→ **WHAT THE TASK ASKS**: Extract the full set of records, then give each one again exactly.

══ DATASET EXTRACT ══

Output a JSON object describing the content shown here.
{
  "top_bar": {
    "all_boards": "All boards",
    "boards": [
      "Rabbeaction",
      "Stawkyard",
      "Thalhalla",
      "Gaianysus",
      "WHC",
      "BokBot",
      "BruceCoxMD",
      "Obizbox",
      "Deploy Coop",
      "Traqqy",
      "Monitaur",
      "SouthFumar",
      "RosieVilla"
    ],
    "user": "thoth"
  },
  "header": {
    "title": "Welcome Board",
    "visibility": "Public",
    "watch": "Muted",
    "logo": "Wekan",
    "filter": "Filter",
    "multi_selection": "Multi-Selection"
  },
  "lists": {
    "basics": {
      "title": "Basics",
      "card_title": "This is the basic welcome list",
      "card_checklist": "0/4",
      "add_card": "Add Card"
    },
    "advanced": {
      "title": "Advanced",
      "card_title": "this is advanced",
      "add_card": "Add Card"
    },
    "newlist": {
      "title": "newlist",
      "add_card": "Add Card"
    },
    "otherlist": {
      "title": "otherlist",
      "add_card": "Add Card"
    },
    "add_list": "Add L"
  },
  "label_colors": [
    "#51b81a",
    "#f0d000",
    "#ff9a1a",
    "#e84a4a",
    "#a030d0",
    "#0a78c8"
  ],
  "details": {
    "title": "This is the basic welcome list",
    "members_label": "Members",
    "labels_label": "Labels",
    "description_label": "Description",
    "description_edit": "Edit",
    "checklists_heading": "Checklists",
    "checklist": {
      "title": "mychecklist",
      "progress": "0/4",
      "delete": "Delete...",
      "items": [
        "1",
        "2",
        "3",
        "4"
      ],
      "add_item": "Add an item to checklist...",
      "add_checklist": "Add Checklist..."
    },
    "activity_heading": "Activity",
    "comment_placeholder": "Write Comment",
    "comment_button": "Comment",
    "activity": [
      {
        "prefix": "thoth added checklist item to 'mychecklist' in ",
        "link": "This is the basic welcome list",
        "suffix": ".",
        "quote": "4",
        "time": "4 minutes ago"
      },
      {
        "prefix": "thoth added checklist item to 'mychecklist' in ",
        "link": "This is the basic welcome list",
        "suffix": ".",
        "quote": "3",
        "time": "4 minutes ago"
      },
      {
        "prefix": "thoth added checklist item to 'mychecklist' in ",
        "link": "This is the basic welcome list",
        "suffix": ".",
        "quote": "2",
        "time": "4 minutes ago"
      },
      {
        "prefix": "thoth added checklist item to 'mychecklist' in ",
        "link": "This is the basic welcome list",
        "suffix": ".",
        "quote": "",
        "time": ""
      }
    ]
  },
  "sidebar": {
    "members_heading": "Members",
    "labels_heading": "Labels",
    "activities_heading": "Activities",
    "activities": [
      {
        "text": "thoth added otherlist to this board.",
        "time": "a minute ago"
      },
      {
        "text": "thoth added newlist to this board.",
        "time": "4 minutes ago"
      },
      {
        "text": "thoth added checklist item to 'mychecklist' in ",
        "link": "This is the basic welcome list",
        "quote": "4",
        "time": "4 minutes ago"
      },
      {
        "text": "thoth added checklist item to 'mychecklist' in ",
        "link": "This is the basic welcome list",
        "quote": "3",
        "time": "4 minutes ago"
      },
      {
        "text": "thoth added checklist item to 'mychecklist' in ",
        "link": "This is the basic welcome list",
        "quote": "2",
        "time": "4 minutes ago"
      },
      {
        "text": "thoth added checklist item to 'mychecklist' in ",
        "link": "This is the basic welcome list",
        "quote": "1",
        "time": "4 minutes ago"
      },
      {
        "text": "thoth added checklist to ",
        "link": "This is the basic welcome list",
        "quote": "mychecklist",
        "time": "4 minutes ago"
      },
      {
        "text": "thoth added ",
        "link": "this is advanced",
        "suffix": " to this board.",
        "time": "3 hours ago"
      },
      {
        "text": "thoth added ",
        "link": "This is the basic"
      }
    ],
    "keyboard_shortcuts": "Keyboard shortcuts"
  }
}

═══

→ **OUTPUT**:
Output a JSON object describing the content shown here.
{
  "top_bar": {
    "all_boards": "All boards",
    "boards": [
      "Rabbeaction",
      "Stawkyard",
      "Thalhalla",
      "Gaianysus",
      "WHC",
      "BokBot",
      "BruceCoxMD",
      "Obizbox",
      "Deploy Coop",
      "Traqqy",
      "Monitaur",
      "SouthFumar",
      "RosieVilla"
    ],
    "user": "thoth"
  },
  "header": {
    "title": "Welcome Board",
    "visibility": "Public",
    "watch": "Muted",
    "logo": "Wekan",
    "filter": "Filter",
    "multi_selection": "Multi-Selection"
  },
  "lists": {
    "basics": {
      "title": "Basics",
      "card_title": "This is the basic welcome list",
      "card_checklist": "0/4",
      "add_card": "Add Card"
    },
    "advanced": {
      "title": "Advanced",
      "card_title": "this is advanced",
      "add_card": "Add Card"
    },
    "newlist": {
      "title": "newlist",
      "add_card": "Add Card"
    },
    "otherlist": {
      "title": "otherlist",
      "add_card": "Add Card"
    },
    "add_list": "Add L"
  },
  "label_colors": [
    "#51b81a",
    "#f0d000",
    "#ff9a1a",
    "#e84a4a",
    "#a030d0",
    "#0a78c8"
  ],
  "details": {
    "title": "This is the basic welcome list",
    "members_label": "Members",
    "labels_label": "Labels",
    "description_label": "Description",
    "description_edit": "Edit",
    "checklists_heading": "Checklists",
    "checklist": {
      "title": "mychecklist",
      "progress": "0/4",
      "delete": "Delete...",
      "items": [
        "1",
        "2",
        "3",
        "4"
      ],
      "add_item": "Add an item to checklist...",
      "add_checklist": "Add Checklist..."
    },
    "activity_heading": "Activity",
    "comment_placeholder": "Write Comment",
    "comment_button": "Comment",
    "activity": [
      {
        "prefix": "thoth added checklist item to 'mychecklist' in ",
        "link": "This is the basic welcome list",
        "suffix": ".",
        "quote": "4",
        "time": "4 minutes ago"
      },
      {
        "prefix": "thoth added checklist item to 'mychecklist' in ",
        "link": "This is the basic welcome list",
        "suffix": ".",
        "quote": "3",
        "time": "4 minutes ago"
      },
      {
        "prefix": "thoth added checklist item to 'mychecklist' in ",
        "link": "This is the basic welcome list",
        "suffix": ".",
        "quote": "2",
        "time": "4 minutes ago"
      },
      {
        "prefix": "thoth added checklist item to 'mychecklist' in ",
        "link": "This is the basic welcome list",
        "suffix": ".",
        "quote": "",
        "time": ""
      }
    ]
  },
  "sidebar": {
    "members_heading": "Members",
    "labels_heading": "Labels",
    "activities_heading": "Activities",
    "activities": [
      {
        "text": "thoth added otherlist to this board.",
        "time": "a minute ago"
      },
      {
        "text": "thoth added newlist to this board.",
        "time": "4 minutes ago"
      },
      {
        "text": "thoth added checklist item to 'mychecklist' in ",
        "link": "This is the basic welcome list",
        "quote": "4",
        "time": "4 minutes ago"
      },
      {
        "text": "thoth added checklist item to 'mychecklist' in ",
        "link": "This is the basic welcome list",
        "quote": "3",
        "time": "4 minutes ago"
      },
      {
        "text": "thoth added checklist item to 'mychecklist' in ",
        "link": "This is the basic welcome list",
        "quote": "2",
        "time": "4 minutes ago"
      },
      {
        "text": "thoth added checklist item to 'mychecklist' in ",
        "link": "This is the basic welcome list",
        "quote": "1",
        "time": "4 minutes ago"
      },
      {
        "text": "thoth added checklist to ",
        "link": "This is the basic welcome list",
        "quote": "mychecklist",
        "time": "4 minutes ago"
      },
      {
        "text": "thoth added ",
        "link": "this is advanced",
        "suffix": " to this board.",
        "time": "3 hours ago"
      },
      {
        "text": "thoth added ",
        "link": "This is the basic"
      }
    ],
    "keyboard_shortcuts": "Keyboard shortcuts"
  }
}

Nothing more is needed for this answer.